__SET EXERCISE__
Return the records that follow unaltered. Omit every picture.

[Stored items]
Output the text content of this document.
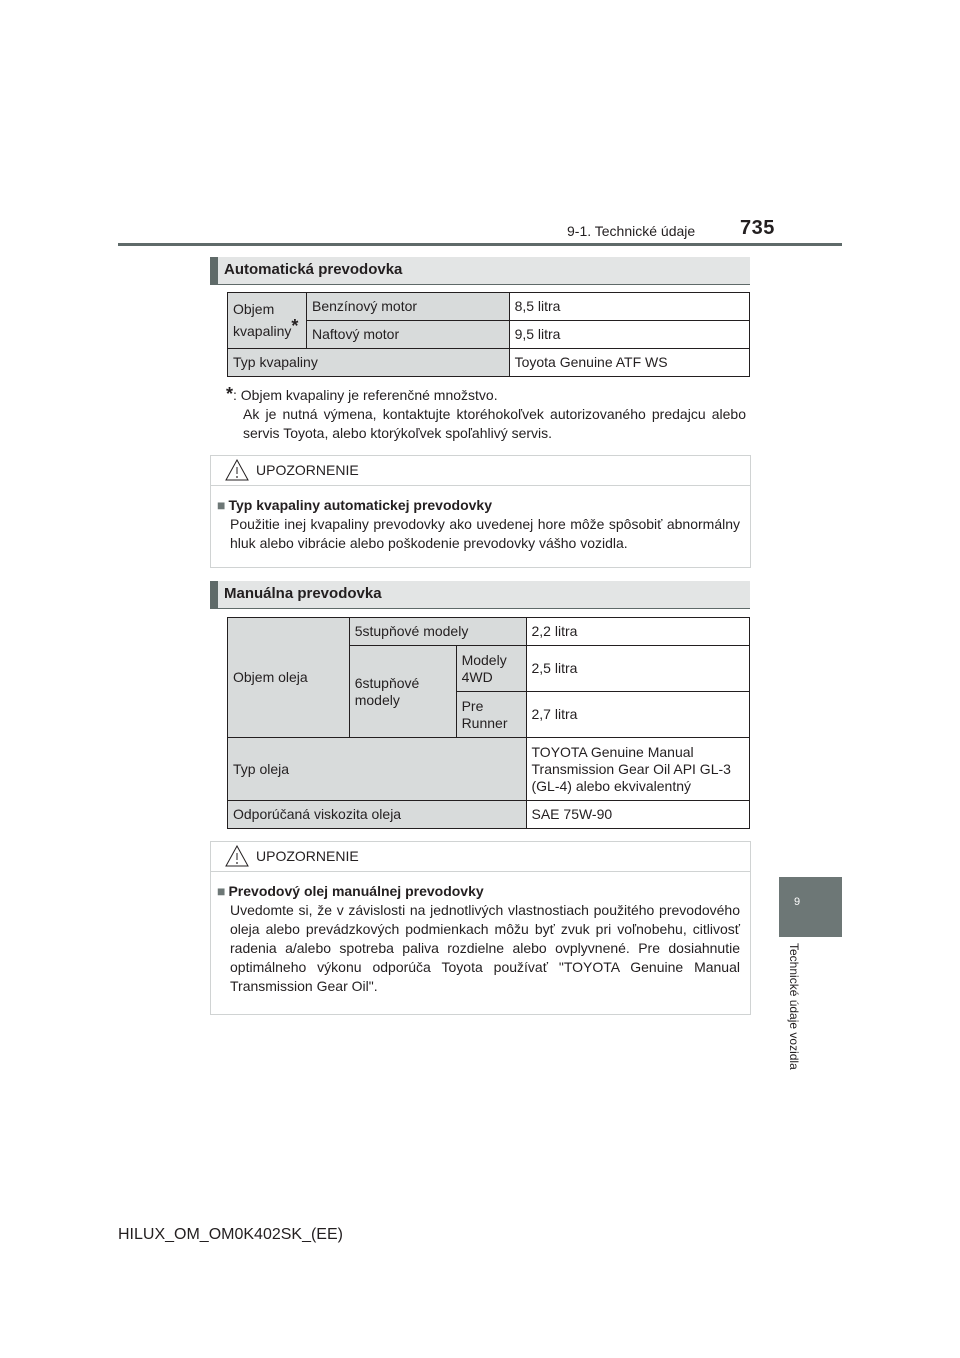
9-1. Technické údaje 735
9
Technické údaje vozidla
Automatická prevodovka
Objem kvapaliny*	Benzínový motor	8,5 litra
	Naftový motor	9,5 litra
Typ kvapaliny		Toyota Genuine ATF WS

*: Objem kvapaliny je referenčné množstvo.

Ak je nutná výmena, kontaktujte ktoréhokoľvek autorizovaného predajcu alebo servis Toyota, alebo ktorýkoľvek spoľahlivý servis.

UPOZORNENIE
■ Typ kvapaliny automatickej prevodovky
Použitie inej kvapaliny prevodovky ako uvedenej hore môže spôsobiť abnormálny hluk alebo vibrácie alebo poškodenie prevodovky vášho vozidla.
Manuálna prevodovka
Objem oleja	5stupňové modely		2,2 litra
	6stupňové modely	Modely 4WD	2,5 litra
		Pre Runner	2,7 litra
Typ oleja			TOYOTA Genuine Manual Transmission Gear Oil API GL-3 (GL-4) alebo ekvivalentný
Odporúčaná viskozita oleja			SAE 75W-90
UPOZORNENIE
■ Prevodový olej manuálnej prevodovky
Uvedomte si, že v závislosti na jednotlivých vlastnostiach použitého prevodového oleja alebo prevádzkových podmienkach môžu byť zvuk pri voľnobehu, citlivosť radenia a/alebo spotreba paliva rozdielne alebo ovplyvnené. Pre dosiahnutie optimálneho výkonu odporúča Toyota používať "TOYOTA Genuine Manual Transmission Gear Oil".
HILUX_OM_OM0K402SK_(EE)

__RESULT__
Output the text content of this document.
9-1. Technické údaje 735
9
Technické údaje vozidla
Automatická prevodovka
Objem kvapaliny*	Benzínový motor	8,5 litra
	Naftový motor	9,5 litra
Typ kvapaliny		Toyota Genuine ATF WS

*: Objem kvapaliny je referenčné množstvo.

Ak je nutná výmena, kontaktujte ktoréhokoľvek autorizovaného predajcu alebo servis Toyota, alebo ktorýkoľvek spoľahlivý servis.

UPOZORNENIE
■ Typ kvapaliny automatickej prevodovky
Použitie inej kvapaliny prevodovky ako uvedenej hore môže spôsobiť abnormálny hluk alebo vibrácie alebo poškodenie prevodovky vášho vozidla.
Manuálna prevodovka
Objem oleja	5stupňové modely		2,2 litra
	6stupňové modely	Modely 4WD	2,5 litra
		Pre Runner	2,7 litra
Typ oleja			TOYOTA Genuine Manual Transmission Gear Oil API GL-3 (GL-4) alebo ekvivalentný
Odporúčaná viskozita oleja			SAE 75W-90
UPOZORNENIE
■ Prevodový olej manuálnej prevodovky
Uvedomte si, že v závislosti na jednotlivých vlastnostiach použitého prevodového oleja alebo prevádzkových podmienkach môžu byť zvuk pri voľnobehu, citlivosť radenia a/alebo spotreba paliva rozdielne alebo ovplyvnené. Pre dosiahnutie optimálneho výkonu odporúča Toyota používať "TOYOTA Genuine Manual Transmission Gear Oil".
HILUX_OM_OM0K402SK_(EE)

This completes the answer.